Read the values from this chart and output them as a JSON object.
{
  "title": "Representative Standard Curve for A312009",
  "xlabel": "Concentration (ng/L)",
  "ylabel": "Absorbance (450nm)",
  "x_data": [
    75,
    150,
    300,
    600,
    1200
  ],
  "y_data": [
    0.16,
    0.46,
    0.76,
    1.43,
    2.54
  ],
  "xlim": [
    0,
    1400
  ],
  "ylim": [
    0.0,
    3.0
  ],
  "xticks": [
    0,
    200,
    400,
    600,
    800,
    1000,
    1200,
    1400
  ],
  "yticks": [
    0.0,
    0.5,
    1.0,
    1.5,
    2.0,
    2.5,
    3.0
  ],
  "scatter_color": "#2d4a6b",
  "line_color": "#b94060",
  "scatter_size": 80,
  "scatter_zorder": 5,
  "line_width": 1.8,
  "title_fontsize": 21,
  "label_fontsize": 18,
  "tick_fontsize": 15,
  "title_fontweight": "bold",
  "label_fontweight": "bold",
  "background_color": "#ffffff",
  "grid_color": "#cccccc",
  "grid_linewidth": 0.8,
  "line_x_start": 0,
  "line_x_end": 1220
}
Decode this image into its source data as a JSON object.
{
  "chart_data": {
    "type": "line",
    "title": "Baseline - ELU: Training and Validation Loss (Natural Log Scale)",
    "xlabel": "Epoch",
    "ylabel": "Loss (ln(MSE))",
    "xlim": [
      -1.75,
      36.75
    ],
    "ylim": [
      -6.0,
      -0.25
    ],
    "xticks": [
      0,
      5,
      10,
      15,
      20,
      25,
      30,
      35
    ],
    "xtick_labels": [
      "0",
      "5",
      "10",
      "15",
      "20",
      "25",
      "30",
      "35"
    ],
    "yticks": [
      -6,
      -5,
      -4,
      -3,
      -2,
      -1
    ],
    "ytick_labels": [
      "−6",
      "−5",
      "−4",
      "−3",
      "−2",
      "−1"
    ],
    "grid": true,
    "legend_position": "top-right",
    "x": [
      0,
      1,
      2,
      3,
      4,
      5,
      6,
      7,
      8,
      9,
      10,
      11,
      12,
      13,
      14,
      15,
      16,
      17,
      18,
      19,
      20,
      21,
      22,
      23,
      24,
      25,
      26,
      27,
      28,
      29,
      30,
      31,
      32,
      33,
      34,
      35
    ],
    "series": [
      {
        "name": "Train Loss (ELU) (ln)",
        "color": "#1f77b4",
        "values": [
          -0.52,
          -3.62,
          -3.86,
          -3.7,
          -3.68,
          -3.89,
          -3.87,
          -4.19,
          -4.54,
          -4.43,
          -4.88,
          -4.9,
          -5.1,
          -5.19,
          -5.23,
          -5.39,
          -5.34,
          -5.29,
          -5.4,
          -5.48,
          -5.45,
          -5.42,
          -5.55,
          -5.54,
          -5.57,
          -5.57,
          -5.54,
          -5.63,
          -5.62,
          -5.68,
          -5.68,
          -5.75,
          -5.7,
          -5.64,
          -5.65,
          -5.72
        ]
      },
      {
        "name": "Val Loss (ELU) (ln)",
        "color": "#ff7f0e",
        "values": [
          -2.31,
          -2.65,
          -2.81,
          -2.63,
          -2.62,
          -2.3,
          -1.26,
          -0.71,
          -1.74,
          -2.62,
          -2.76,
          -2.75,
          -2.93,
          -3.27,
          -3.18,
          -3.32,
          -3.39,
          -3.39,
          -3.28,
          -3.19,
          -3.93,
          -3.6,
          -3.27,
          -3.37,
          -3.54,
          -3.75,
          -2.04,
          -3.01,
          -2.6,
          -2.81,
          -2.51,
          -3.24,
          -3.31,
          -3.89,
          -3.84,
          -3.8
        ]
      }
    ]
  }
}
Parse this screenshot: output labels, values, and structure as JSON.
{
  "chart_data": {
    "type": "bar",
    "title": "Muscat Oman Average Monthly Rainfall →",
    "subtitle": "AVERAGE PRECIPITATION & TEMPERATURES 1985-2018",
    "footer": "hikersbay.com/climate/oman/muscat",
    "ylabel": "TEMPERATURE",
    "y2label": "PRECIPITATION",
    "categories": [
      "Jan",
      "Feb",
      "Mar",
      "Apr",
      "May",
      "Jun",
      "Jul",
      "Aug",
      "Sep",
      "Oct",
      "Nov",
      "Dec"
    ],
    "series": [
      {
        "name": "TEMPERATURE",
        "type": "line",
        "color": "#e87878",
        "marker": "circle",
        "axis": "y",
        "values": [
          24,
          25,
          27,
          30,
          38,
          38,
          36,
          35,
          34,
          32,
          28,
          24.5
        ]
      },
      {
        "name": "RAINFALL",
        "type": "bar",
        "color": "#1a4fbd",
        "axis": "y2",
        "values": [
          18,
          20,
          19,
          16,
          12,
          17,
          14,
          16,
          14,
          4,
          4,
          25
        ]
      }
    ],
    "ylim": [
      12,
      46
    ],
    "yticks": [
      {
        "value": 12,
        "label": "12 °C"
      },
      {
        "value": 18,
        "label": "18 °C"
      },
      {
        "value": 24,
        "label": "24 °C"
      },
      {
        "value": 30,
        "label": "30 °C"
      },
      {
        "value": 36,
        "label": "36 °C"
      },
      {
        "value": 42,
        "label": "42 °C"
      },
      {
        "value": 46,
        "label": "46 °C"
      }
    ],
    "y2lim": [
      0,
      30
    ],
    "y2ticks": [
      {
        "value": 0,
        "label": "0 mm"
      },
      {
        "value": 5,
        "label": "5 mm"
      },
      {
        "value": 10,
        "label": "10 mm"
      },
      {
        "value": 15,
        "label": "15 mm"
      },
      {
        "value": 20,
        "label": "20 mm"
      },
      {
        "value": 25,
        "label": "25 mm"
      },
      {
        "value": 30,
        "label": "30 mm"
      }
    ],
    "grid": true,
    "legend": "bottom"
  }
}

Prompt |
Word for word, restate all of the data shown above.

The result |
Read the values from this chart and output them as a JSON object.
{
  "title": "Representative Standard Curve for A312009",
  "xlabel": "Concentration (ng/L)",
  "ylabel": "Absorbance (450nm)",
  "x_data": [
    75,
    150,
    300,
    600,
    1200
  ],
  "y_data": [
    0.16,
    0.46,
    0.76,
    1.43,
    2.54
  ],
  "xlim": [
    0,
    1400
  ],
  "ylim": [
    0.0,
    3.0
  ],
  "xticks": [
    0,
    200,
    400,
    600,
    800,
    1000,
    1200,
    1400
  ],
  "yticks": [
    0.0,
    0.5,
    1.0,
    1.5,
    2.0,
    2.5,
    3.0
  ],
  "scatter_color": "#2d4a6b",
  "line_color": "#b94060",
  "scatter_size": 80,
  "scatter_zorder": 5,
  "line_width": 1.8,
  "title_fontsize": 21,
  "label_fontsize": 18,
  "tick_fontsize": 15,
  "title_fontweight": "bold",
  "label_fontweight": "bold",
  "background_color": "#ffffff",
  "grid_color": "#cccccc",
  "grid_linewidth": 0.8,
  "line_x_start": 0,
  "line_x_end": 1220
}
Decode this image into its source data as a JSON object.
{
  "chart_data": {
    "type": "line",
    "title": "Baseline - ELU: Training and Validation Loss (Natural Log Scale)",
    "xlabel": "Epoch",
    "ylabel": "Loss (ln(MSE))",
    "xlim": [
      -1.75,
      36.75
    ],
    "ylim": [
      -6.0,
      -0.25
    ],
    "xticks": [
      0,
      5,
      10,
      15,
      20,
      25,
      30,
      35
    ],
    "xtick_labels": [
      "0",
      "5",
      "10",
      "15",
      "20",
      "25",
      "30",
      "35"
    ],
    "yticks": [
      -6,
      -5,
      -4,
      -3,
      -2,
      -1
    ],
    "ytick_labels": [
      "−6",
      "−5",
      "−4",
      "−3",
      "−2",
      "−1"
    ],
    "grid": true,
    "legend_position": "top-right",
    "x": [
      0,
      1,
      2,
      3,
      4,
      5,
      6,
      7,
      8,
      9,
      10,
      11,
      12,
      13,
      14,
      15,
      16,
      17,
      18,
      19,
      20,
      21,
      22,
      23,
      24,
      25,
      26,
      27,
      28,
      29,
      30,
      31,
      32,
      33,
      34,
      35
    ],
    "series": [
      {
        "name": "Train Loss (ELU) (ln)",
        "color": "#1f77b4",
        "values": [
          -0.52,
          -3.62,
          -3.86,
          -3.7,
          -3.68,
          -3.89,
          -3.87,
          -4.19,
          -4.54,
          -4.43,
          -4.88,
          -4.9,
          -5.1,
          -5.19,
          -5.23,
          -5.39,
          -5.34,
          -5.29,
          -5.4,
          -5.48,
          -5.45,
          -5.42,
          -5.55,
          -5.54,
          -5.57,
          -5.57,
          -5.54,
          -5.63,
          -5.62,
          -5.68,
          -5.68,
          -5.75,
          -5.7,
          -5.64,
          -5.65,
          -5.72
        ]
      },
      {
        "name": "Val Loss (ELU) (ln)",
        "color": "#ff7f0e",
        "values": [
          -2.31,
          -2.65,
          -2.81,
          -2.63,
          -2.62,
          -2.3,
          -1.26,
          -0.71,
          -1.74,
          -2.62,
          -2.76,
          -2.75,
          -2.93,
          -3.27,
          -3.18,
          -3.32,
          -3.39,
          -3.39,
          -3.28,
          -3.19,
          -3.93,
          -3.6,
          -3.27,
          -3.37,
          -3.54,
          -3.75,
          -2.04,
          -3.01,
          -2.6,
          -2.81,
          -2.51,
          -3.24,
          -3.31,
          -3.89,
          -3.84,
          -3.8
        ]
      }
    ]
  }
}
Parse this screenshot: output labels, values, and structure as JSON.
{
  "chart_data": {
    "type": "bar",
    "title": "Muscat Oman Average Monthly Rainfall →",
    "subtitle": "AVERAGE PRECIPITATION & TEMPERATURES 1985-2018",
    "footer": "hikersbay.com/climate/oman/muscat",
    "ylabel": "TEMPERATURE",
    "y2label": "PRECIPITATION",
    "categories": [
      "Jan",
      "Feb",
      "Mar",
      "Apr",
      "May",
      "Jun",
      "Jul",
      "Aug",
      "Sep",
      "Oct",
      "Nov",
      "Dec"
    ],
    "series": [
      {
        "name": "TEMPERATURE",
        "type": "line",
        "color": "#e87878",
        "marker": "circle",
        "axis": "y",
        "values": [
          24,
          25,
          27,
          30,
          38,
          38,
          36,
          35,
          34,
          32,
          28,
          24.5
        ]
      },
      {
        "name": "RAINFALL",
        "type": "bar",
        "color": "#1a4fbd",
        "axis": "y2",
        "values": [
          18,
          20,
          19,
          16,
          12,
          17,
          14,
          16,
          14,
          4,
          4,
          25
        ]
      }
    ],
    "ylim": [
      12,
      46
    ],
    "yticks": [
      {
        "value": 12,
        "label": "12 °C"
      },
      {
        "value": 18,
        "label": "18 °C"
      },
      {
        "value": 24,
        "label": "24 °C"
      },
      {
        "value": 30,
        "label": "30 °C"
      },
      {
        "value": 36,
        "label": "36 °C"
      },
      {
        "value": 42,
        "label": "42 °C"
      },
      {
        "value": 46,
        "label": "46 °C"
      }
    ],
    "y2lim": [
      0,
      30
    ],
    "y2ticks": [
      {
        "value": 0,
        "label": "0 mm"
      },
      {
        "value": 5,
        "label": "5 mm"
      },
      {
        "value": 10,
        "label": "10 mm"
      },
      {
        "value": 15,
        "label": "15 mm"
      },
      {
        "value": 20,
        "label": "20 mm"
      },
      {
        "value": 25,
        "label": "25 mm"
      },
      {
        "value": 30,
        "label": "30 mm"
      }
    ],
    "grid": true,
    "legend": "bottom"
  }
}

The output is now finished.